--- begin ---

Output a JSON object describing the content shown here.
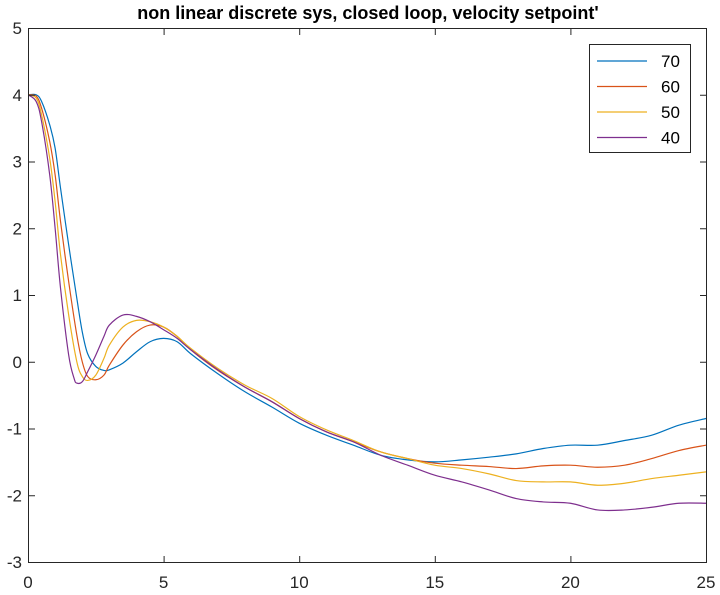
{
  "chart_data": {
    "type": "line",
    "title": "non linear discrete sys, closed loop, velocity setpoint'",
    "xlabel": "",
    "ylabel": "",
    "xlim": [
      0,
      25
    ],
    "ylim": [
      -3,
      5
    ],
    "x_ticks": [
      "0",
      "5",
      "10",
      "15",
      "20",
      "25"
    ],
    "y_ticks": [
      "5",
      "4",
      "3",
      "2",
      "1",
      "0",
      "-1",
      "-2",
      "-3"
    ],
    "x_tick_values": [
      0,
      5,
      10,
      15,
      20,
      25
    ],
    "y_tick_values": [
      5,
      4,
      3,
      2,
      1,
      0,
      -1,
      -2,
      -3
    ],
    "grid": false,
    "legend_position": "top-right",
    "series": [
      {
        "name": "70",
        "color": "#0072BD",
        "points": [
          [
            0,
            4.0
          ],
          [
            0.3,
            4.0
          ],
          [
            0.5,
            3.9
          ],
          [
            0.8,
            3.55
          ],
          [
            1.0,
            3.2
          ],
          [
            1.2,
            2.6
          ],
          [
            1.5,
            1.75
          ],
          [
            1.8,
            0.95
          ],
          [
            2.0,
            0.45
          ],
          [
            2.2,
            0.12
          ],
          [
            2.5,
            -0.07
          ],
          [
            2.8,
            -0.13
          ],
          [
            3.0,
            -0.12
          ],
          [
            3.5,
            -0.02
          ],
          [
            4.0,
            0.15
          ],
          [
            4.5,
            0.3
          ],
          [
            5.0,
            0.35
          ],
          [
            5.5,
            0.3
          ],
          [
            6.0,
            0.12
          ],
          [
            7.0,
            -0.18
          ],
          [
            8.0,
            -0.45
          ],
          [
            9.0,
            -0.68
          ],
          [
            10.0,
            -0.92
          ],
          [
            11.0,
            -1.1
          ],
          [
            12.0,
            -1.25
          ],
          [
            13.0,
            -1.4
          ],
          [
            14.0,
            -1.47
          ],
          [
            15.0,
            -1.5
          ],
          [
            16.0,
            -1.47
          ],
          [
            17.0,
            -1.43
          ],
          [
            18.0,
            -1.38
          ],
          [
            19.0,
            -1.3
          ],
          [
            20.0,
            -1.25
          ],
          [
            21.0,
            -1.25
          ],
          [
            22.0,
            -1.18
          ],
          [
            23.0,
            -1.1
          ],
          [
            24.0,
            -0.95
          ],
          [
            25.0,
            -0.85
          ]
        ]
      },
      {
        "name": "60",
        "color": "#D95319",
        "points": [
          [
            0,
            4.0
          ],
          [
            0.3,
            3.98
          ],
          [
            0.5,
            3.8
          ],
          [
            0.8,
            3.3
          ],
          [
            1.0,
            2.8
          ],
          [
            1.2,
            2.1
          ],
          [
            1.5,
            1.2
          ],
          [
            1.8,
            0.4
          ],
          [
            2.0,
            0.0
          ],
          [
            2.2,
            -0.22
          ],
          [
            2.5,
            -0.27
          ],
          [
            2.8,
            -0.2
          ],
          [
            3.0,
            -0.05
          ],
          [
            3.5,
            0.25
          ],
          [
            4.0,
            0.45
          ],
          [
            4.5,
            0.55
          ],
          [
            5.0,
            0.52
          ],
          [
            5.5,
            0.38
          ],
          [
            6.0,
            0.18
          ],
          [
            7.0,
            -0.13
          ],
          [
            8.0,
            -0.38
          ],
          [
            9.0,
            -0.6
          ],
          [
            10.0,
            -0.85
          ],
          [
            11.0,
            -1.05
          ],
          [
            12.0,
            -1.2
          ],
          [
            13.0,
            -1.35
          ],
          [
            14.0,
            -1.45
          ],
          [
            15.0,
            -1.52
          ],
          [
            16.0,
            -1.55
          ],
          [
            17.0,
            -1.57
          ],
          [
            18.0,
            -1.6
          ],
          [
            19.0,
            -1.56
          ],
          [
            20.0,
            -1.55
          ],
          [
            21.0,
            -1.58
          ],
          [
            22.0,
            -1.55
          ],
          [
            23.0,
            -1.45
          ],
          [
            24.0,
            -1.33
          ],
          [
            25.0,
            -1.25
          ]
        ]
      },
      {
        "name": "50",
        "color": "#EDB120",
        "points": [
          [
            0,
            4.0
          ],
          [
            0.3,
            3.95
          ],
          [
            0.5,
            3.7
          ],
          [
            0.8,
            3.05
          ],
          [
            1.0,
            2.4
          ],
          [
            1.2,
            1.6
          ],
          [
            1.5,
            0.7
          ],
          [
            1.8,
            0.0
          ],
          [
            2.0,
            -0.22
          ],
          [
            2.2,
            -0.28
          ],
          [
            2.5,
            -0.2
          ],
          [
            2.8,
            0.05
          ],
          [
            3.0,
            0.25
          ],
          [
            3.5,
            0.52
          ],
          [
            4.0,
            0.62
          ],
          [
            4.5,
            0.6
          ],
          [
            5.0,
            0.52
          ],
          [
            5.5,
            0.38
          ],
          [
            6.0,
            0.2
          ],
          [
            7.0,
            -0.1
          ],
          [
            8.0,
            -0.35
          ],
          [
            9.0,
            -0.55
          ],
          [
            10.0,
            -0.82
          ],
          [
            11.0,
            -1.02
          ],
          [
            12.0,
            -1.18
          ],
          [
            13.0,
            -1.35
          ],
          [
            14.0,
            -1.45
          ],
          [
            15.0,
            -1.55
          ],
          [
            16.0,
            -1.6
          ],
          [
            17.0,
            -1.68
          ],
          [
            18.0,
            -1.78
          ],
          [
            19.0,
            -1.8
          ],
          [
            20.0,
            -1.8
          ],
          [
            21.0,
            -1.85
          ],
          [
            22.0,
            -1.82
          ],
          [
            23.0,
            -1.75
          ],
          [
            24.0,
            -1.7
          ],
          [
            25.0,
            -1.65
          ]
        ]
      },
      {
        "name": "40",
        "color": "#7E2F8E",
        "points": [
          [
            0,
            4.0
          ],
          [
            0.3,
            3.9
          ],
          [
            0.5,
            3.6
          ],
          [
            0.8,
            2.8
          ],
          [
            1.0,
            2.0
          ],
          [
            1.2,
            1.1
          ],
          [
            1.5,
            0.1
          ],
          [
            1.7,
            -0.25
          ],
          [
            1.8,
            -0.32
          ],
          [
            2.0,
            -0.3
          ],
          [
            2.2,
            -0.15
          ],
          [
            2.5,
            0.1
          ],
          [
            2.8,
            0.38
          ],
          [
            3.0,
            0.55
          ],
          [
            3.5,
            0.7
          ],
          [
            4.0,
            0.68
          ],
          [
            4.5,
            0.6
          ],
          [
            5.0,
            0.48
          ],
          [
            5.5,
            0.35
          ],
          [
            6.0,
            0.18
          ],
          [
            7.0,
            -0.12
          ],
          [
            8.0,
            -0.38
          ],
          [
            9.0,
            -0.6
          ],
          [
            10.0,
            -0.85
          ],
          [
            11.0,
            -1.05
          ],
          [
            12.0,
            -1.2
          ],
          [
            13.0,
            -1.4
          ],
          [
            14.0,
            -1.55
          ],
          [
            15.0,
            -1.7
          ],
          [
            16.0,
            -1.8
          ],
          [
            17.0,
            -1.92
          ],
          [
            18.0,
            -2.05
          ],
          [
            19.0,
            -2.1
          ],
          [
            20.0,
            -2.12
          ],
          [
            21.0,
            -2.22
          ],
          [
            22.0,
            -2.22
          ],
          [
            23.0,
            -2.18
          ],
          [
            24.0,
            -2.12
          ],
          [
            25.0,
            -2.12
          ]
        ]
      }
    ]
  }
}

--- end ---

#### Task brief:
Say, as a single number and nothing more, how many lines of the entries contain the word "color".

#### Output for this exercise:
4